[WHAT NEEDS TO BE DONE]: Write out each line exactly as given. Leave the pictures out of your copy.

[INFORMATION SUPPLIED]:
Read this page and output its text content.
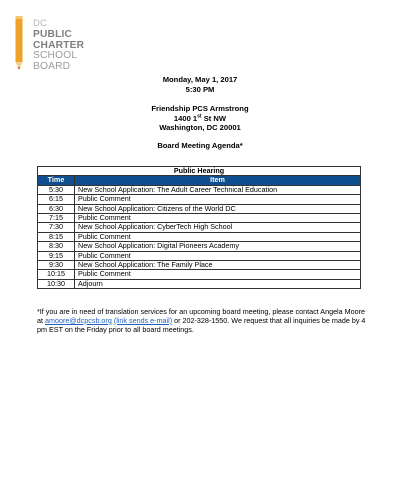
DC
PUBLIC
CHARTER
SCHOOL
BOARD
Monday, May 1, 2017
5:30 PM
Friendship PCS Armstrong
1400 1st St NW
Washington, DC 20001
Board Meeting Agenda*
Public Hearing	
Time	Item
5:30	New School Application: The Adult Career Technical Education
6:15	Public Comment
6:30	New School Application: Citizens of the World DC
7:15	Public Comment
7:30	New School Application: CyberTech High School
8:15	Public Comment
8:30	New School Application: Digital Pioneers Academy
9:15	Public Comment
9:30	New School Application: The Family Place
10:15	Public Comment
10:30	Adjourn
*If you are in need of translation services for an upcoming board meeting, please contact Angela Moore at amoore@dcpcsb.org (link sends e-mail) or 202-328-1550. We request that all inquiries be made by 4 pm EST on the Friday prior to all board meetings.
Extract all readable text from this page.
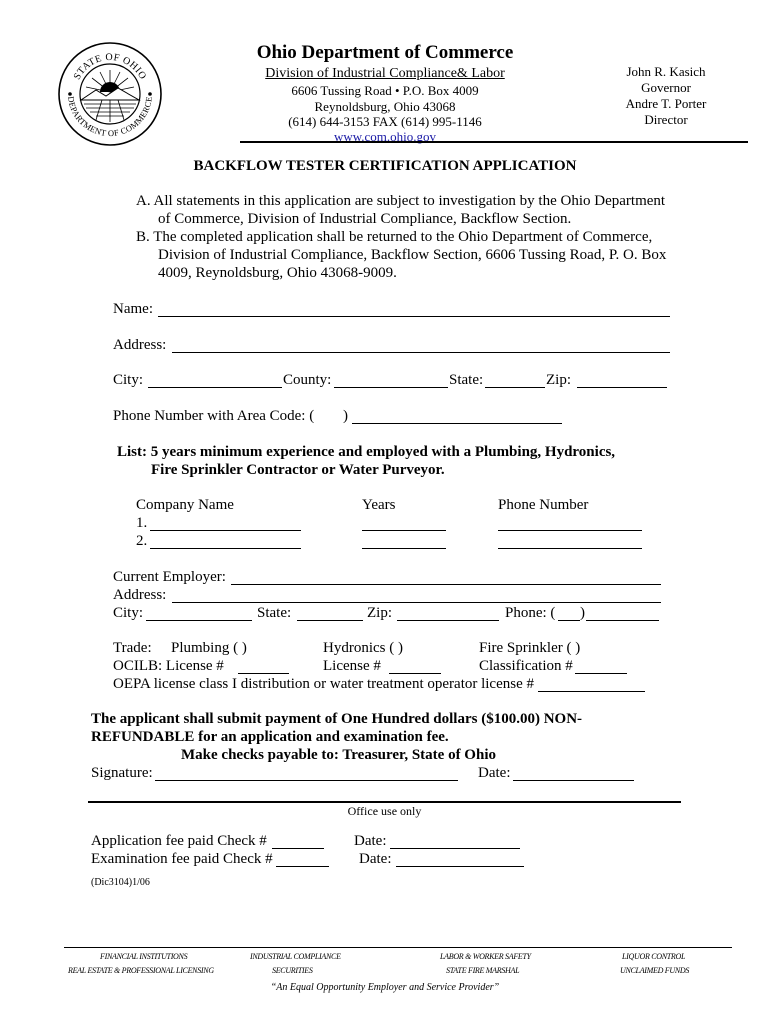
STATE OF OHIO
DEPARTMENT OF COMMERCE
Ohio Department of Commerce
Division of Industrial Compliance& Labor
6606 Tussing Road • P.O. Box 4009
Reynoldsburg, Ohio 43068
(614) 644-3153 FAX (614) 995-1146
www.com.ohio.gov
John R. Kasich
Governor
Andre T. Porter
Director
BACKFLOW TESTER CERTIFICATION APPLICATION
A. All statements in this application are subject to investigation by the Ohio Department
of Commerce, Division of Industrial Compliance, Backflow Section.
B. The completed application shall be returned to the Ohio Department of Commerce,
Division of Industrial Compliance, Backflow Section, 6606 Tussing Road, P. O. Box
4009, Reynoldsburg, Ohio 43068-9009.
Name:
Address:
City:	County:	State:	Zip:
Phone Number with Area Code: ( )
List: 5 years minimum experience and employed with a Plumbing, Hydronics,
Fire Sprinkler Contractor or Water Purveyor.
Company Name	Years	Phone Number
1.
2.
Current Employer:
Address:
City:	State:	Zip:	Phone: ( )
Trade: Plumbing ( )	Hydronics ( )	Fire Sprinkler ( )
OCILB: License #	License #	Classification #
OEPA license class I distribution or water treatment operator license #
The applicant shall submit payment of One Hundred dollars ($100.00) NON-
REFUNDABLE for an application and examination fee.
Make checks payable to: Treasurer, State of Ohio
Signature:	Date:
Office use only
Application fee paid Check #	Date:
Examination fee paid Check #	Date:
(Dic3104)1/06
FINANCIAL INSTITUTIONS
REAL ESTATE & PROFESSIONAL LICENSING
INDUSTRIAL COMPLIANCE
SECURITIES
LABOR & WORKER SAFETY
STATE FIRE MARSHAL
LIQUOR CONTROL
UNCLAIMED FUNDS
“An Equal Opportunity Employer and Service Provider”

[SOLUTION TO THIS TASK]:
Read this page and output its text content.
DC
PUBLIC
CHARTER
SCHOOL
BOARD
Monday, May 1, 2017
5:30 PM
Friendship PCS Armstrong
1400 1st St NW
Washington, DC 20001
Board Meeting Agenda*
Public Hearing	
Time	Item
5:30	New School Application: The Adult Career Technical Education
6:15	Public Comment
6:30	New School Application: Citizens of the World DC
7:15	Public Comment
7:30	New School Application: CyberTech High School
8:15	Public Comment
8:30	New School Application: Digital Pioneers Academy
9:15	Public Comment
9:30	New School Application: The Family Place
10:15	Public Comment
10:30	Adjourn
*If you are in need of translation services for an upcoming board meeting, please contact Angela Moore at amoore@dcpcsb.org (link sends e-mail) or 202-328-1550. We request that all inquiries be made by 4 pm EST on the Friday prior to all board meetings.
Extract all readable text from this page.
STATE OF OHIO
DEPARTMENT OF COMMERCE
Ohio Department of Commerce
Division of Industrial Compliance& Labor
6606 Tussing Road • P.O. Box 4009
Reynoldsburg, Ohio 43068
(614) 644-3153 FAX (614) 995-1146
www.com.ohio.gov
John R. Kasich
Governor
Andre T. Porter
Director
BACKFLOW TESTER CERTIFICATION APPLICATION
A. All statements in this application are subject to investigation by the Ohio Department
of Commerce, Division of Industrial Compliance, Backflow Section.
B. The completed application shall be returned to the Ohio Department of Commerce,
Division of Industrial Compliance, Backflow Section, 6606 Tussing Road, P. O. Box
4009, Reynoldsburg, Ohio 43068-9009.
Name:
Address:
City:	County:	State:	Zip:
Phone Number with Area Code: ( )
List: 5 years minimum experience and employed with a Plumbing, Hydronics,
Fire Sprinkler Contractor or Water Purveyor.
Company Name	Years	Phone Number
1.
2.
Current Employer:
Address:
City:	State:	Zip:	Phone: ( )
Trade: Plumbing ( )	Hydronics ( )	Fire Sprinkler ( )
OCILB: License #	License #	Classification #
OEPA license class I distribution or water treatment operator license #
The applicant shall submit payment of One Hundred dollars ($100.00) NON-
REFUNDABLE for an application and examination fee.
Make checks payable to: Treasurer, State of Ohio
Signature:	Date:
Office use only
Application fee paid Check #	Date:
Examination fee paid Check #	Date:
(Dic3104)1/06
FINANCIAL INSTITUTIONS
REAL ESTATE & PROFESSIONAL LICENSING
INDUSTRIAL COMPLIANCE
SECURITIES
LABOR & WORKER SAFETY
STATE FIRE MARSHAL
LIQUOR CONTROL
UNCLAIMED FUNDS
“An Equal Opportunity Employer and Service Provider”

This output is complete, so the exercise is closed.